▶ What the task requires
Return exactly the lines from the "Convert this chart to structured JSON data." line through the last line of the entries below. Include no pictures.

▶ Records provided
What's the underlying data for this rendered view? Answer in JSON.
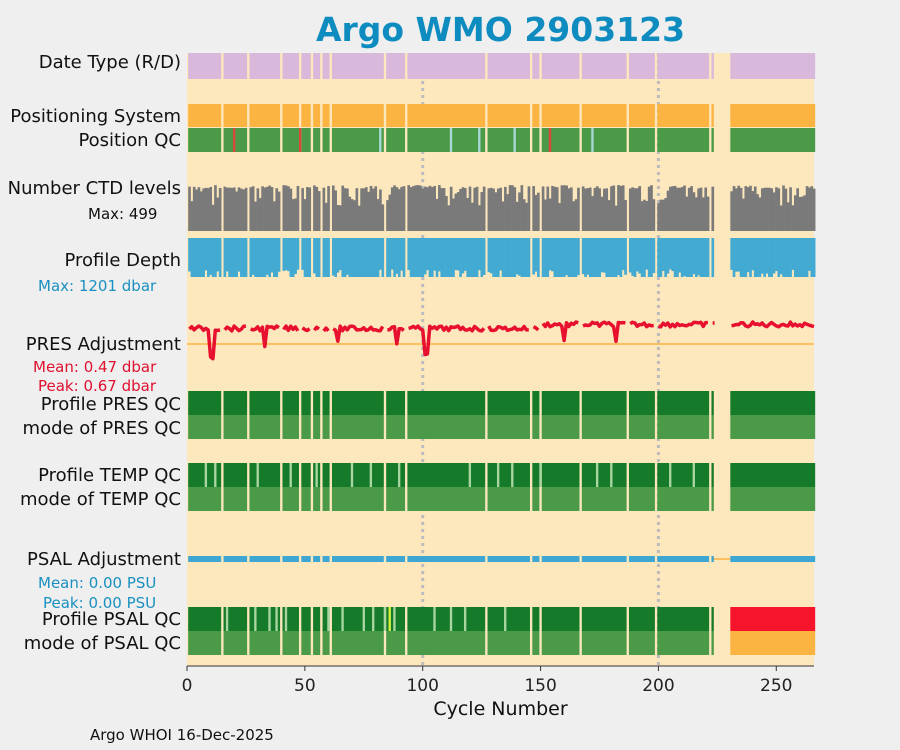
{
  "title": "Argo WMO 2903123",
  "xlabel": "Cycle Number",
  "credit": "Argo WHOI 16-Dec-2025",
  "row_labels": {
    "date_type": "Date Type (R/D)",
    "positioning_system": "Positioning System",
    "position_qc": "Position QC",
    "n_ctd_levels": "Number CTD levels",
    "n_ctd_max": "Max: 499",
    "profile_depth": "Profile Depth",
    "profile_depth_max": "Max: 1201 dbar",
    "pres_adjustment": "PRES Adjustment",
    "pres_mean": "Mean: 0.47 dbar",
    "pres_peak": "Peak: 0.67 dbar",
    "profile_pres_qc": "Profile PRES QC",
    "mode_pres_qc": "mode of PRES QC",
    "profile_temp_qc": "Profile TEMP QC",
    "mode_temp_qc": "mode of TEMP QC",
    "psal_adjustment": "PSAL Adjustment",
    "psal_mean": "Mean: 0.00 PSU",
    "psal_peak": "Peak: 0.00 PSU",
    "profile_psal_qc": "Profile PSAL QC",
    "mode_psal_qc": "mode of PSAL QC"
  },
  "colors": {
    "background": "#fde7bd",
    "date_type": "#d8b9dc",
    "positioning": "#fbb442",
    "qc_good": "#4a9a48",
    "qc_profile_A": "#157a2a",
    "qc_light": "#a8d8d8",
    "qc_bad": "#d9483b",
    "ctd_levels": "#7a7a7a",
    "profile_depth": "#43aad2",
    "pres_adj": "#e8102f",
    "psal_adj": "#3ea6d2",
    "psal_profile_F": "#f5142b",
    "psal_mode_probably": "#fbb442",
    "title": "#0f8cbf",
    "pres_stats": "#e0102f",
    "psal_stats": "#1a90c0"
  },
  "chart_data": {
    "type": "table",
    "x": {
      "label": "Cycle Number",
      "range": [
        0,
        266
      ],
      "ticks": [
        0,
        50,
        100,
        150,
        200,
        250
      ],
      "grid_at": [
        100,
        200
      ]
    },
    "cycles_present": [
      [
        1,
        14
      ],
      [
        16,
        25
      ],
      [
        27,
        39
      ],
      [
        41,
        47
      ],
      [
        49,
        52
      ],
      [
        54,
        56
      ],
      [
        58,
        60
      ],
      [
        62,
        83
      ],
      [
        85,
        92
      ],
      [
        94,
        126
      ],
      [
        128,
        145
      ],
      [
        147,
        149
      ],
      [
        151,
        166
      ],
      [
        168,
        186
      ],
      [
        188,
        198
      ],
      [
        200,
        221
      ],
      [
        223,
        223
      ],
      [
        231,
        266
      ]
    ],
    "position_qc_flags": [
      {
        "cycle": 20,
        "flag": "bad"
      },
      {
        "cycle": 48,
        "flag": "bad"
      },
      {
        "cycle": 82,
        "flag": "light"
      },
      {
        "cycle": 112,
        "flag": "light"
      },
      {
        "cycle": 124,
        "flag": "light"
      },
      {
        "cycle": 139,
        "flag": "light"
      },
      {
        "cycle": 154,
        "flag": "bad"
      },
      {
        "cycle": 172,
        "flag": "light"
      }
    ],
    "n_ctd_levels_max": 499,
    "profile_depth_max_dbar": 1201,
    "pres_adjustment": {
      "mean_dbar": 0.47,
      "peak_dbar": 0.67
    },
    "psal_adjustment": {
      "mean_psu": 0.0,
      "peak_psu": 0.0
    },
    "psal_profile_qc_change_cycle": 231
  }
}
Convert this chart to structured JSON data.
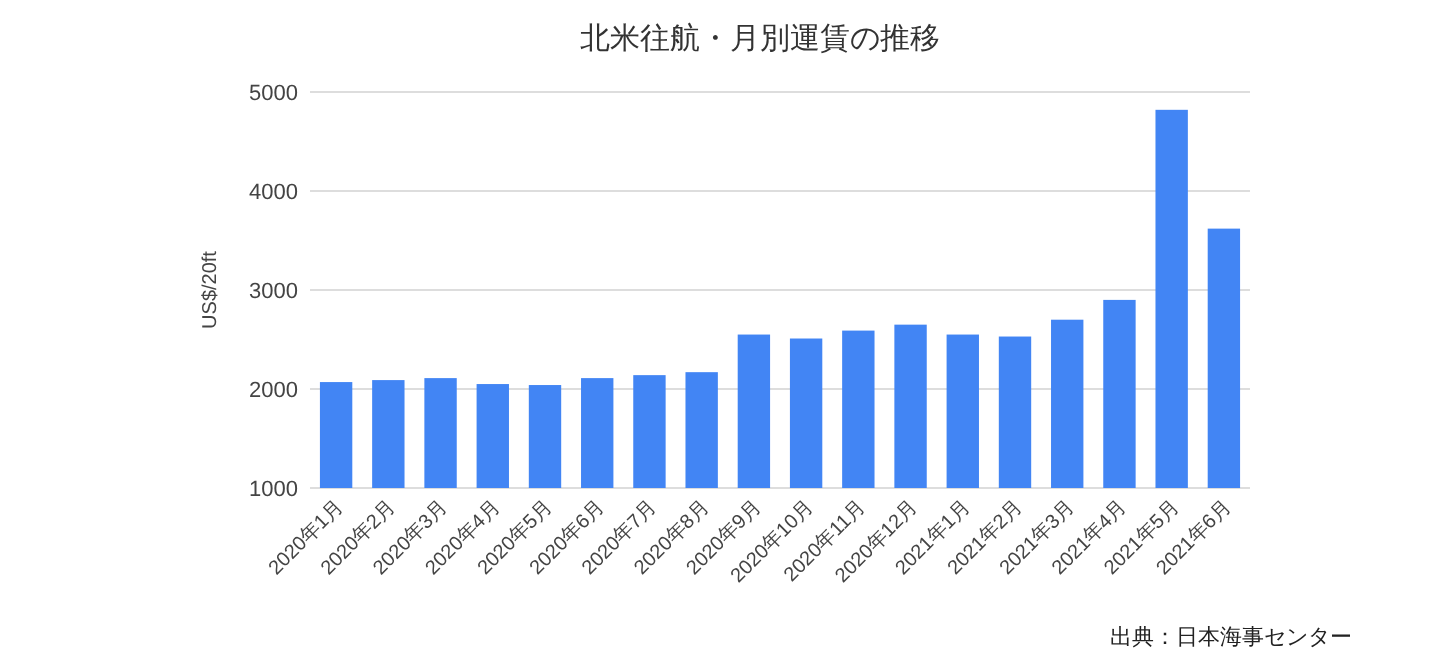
{
  "chart_data": {
    "type": "bar",
    "title": "北米往航・月別運賃の推移",
    "ylabel": "US$/20ft",
    "categories": [
      "2020年1月",
      "2020年2月",
      "2020年3月",
      "2020年4月",
      "2020年5月",
      "2020年6月",
      "2020年7月",
      "2020年8月",
      "2020年9月",
      "2020年10月",
      "2020年11月",
      "2020年12月",
      "2021年1月",
      "2021年2月",
      "2021年3月",
      "2021年4月",
      "2021年5月",
      "2021年6月"
    ],
    "values": [
      2070,
      2090,
      2110,
      2050,
      2040,
      2110,
      2140,
      2170,
      2550,
      2510,
      2590,
      2650,
      2550,
      2530,
      2700,
      2900,
      4820,
      3620
    ],
    "color": "#4285f4",
    "ylim": [
      1000,
      5000
    ],
    "yticks": [
      1000,
      2000,
      3000,
      4000,
      5000
    ],
    "grid": "y",
    "annotations": [
      "出典：日本海事センター"
    ]
  }
}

▶ Correct response
Convert this chart to structured JSON data.
{
  "chart_data": {
    "type": "bar",
    "title": "北米往航・月別運賃の推移",
    "ylabel": "US$/20ft",
    "categories": [
      "2020年1月",
      "2020年2月",
      "2020年3月",
      "2020年4月",
      "2020年5月",
      "2020年6月",
      "2020年7月",
      "2020年8月",
      "2020年9月",
      "2020年10月",
      "2020年11月",
      "2020年12月",
      "2021年1月",
      "2021年2月",
      "2021年3月",
      "2021年4月",
      "2021年5月",
      "2021年6月"
    ],
    "values": [
      2070,
      2090,
      2110,
      2050,
      2040,
      2110,
      2140,
      2170,
      2550,
      2510,
      2590,
      2650,
      2550,
      2530,
      2700,
      2900,
      4820,
      3620
    ],
    "color": "#4285f4",
    "ylim": [
      1000,
      5000
    ],
    "yticks": [
      1000,
      2000,
      3000,
      4000,
      5000
    ],
    "grid": "y",
    "annotations": [
      "出典：日本海事センター"
    ]
  }
}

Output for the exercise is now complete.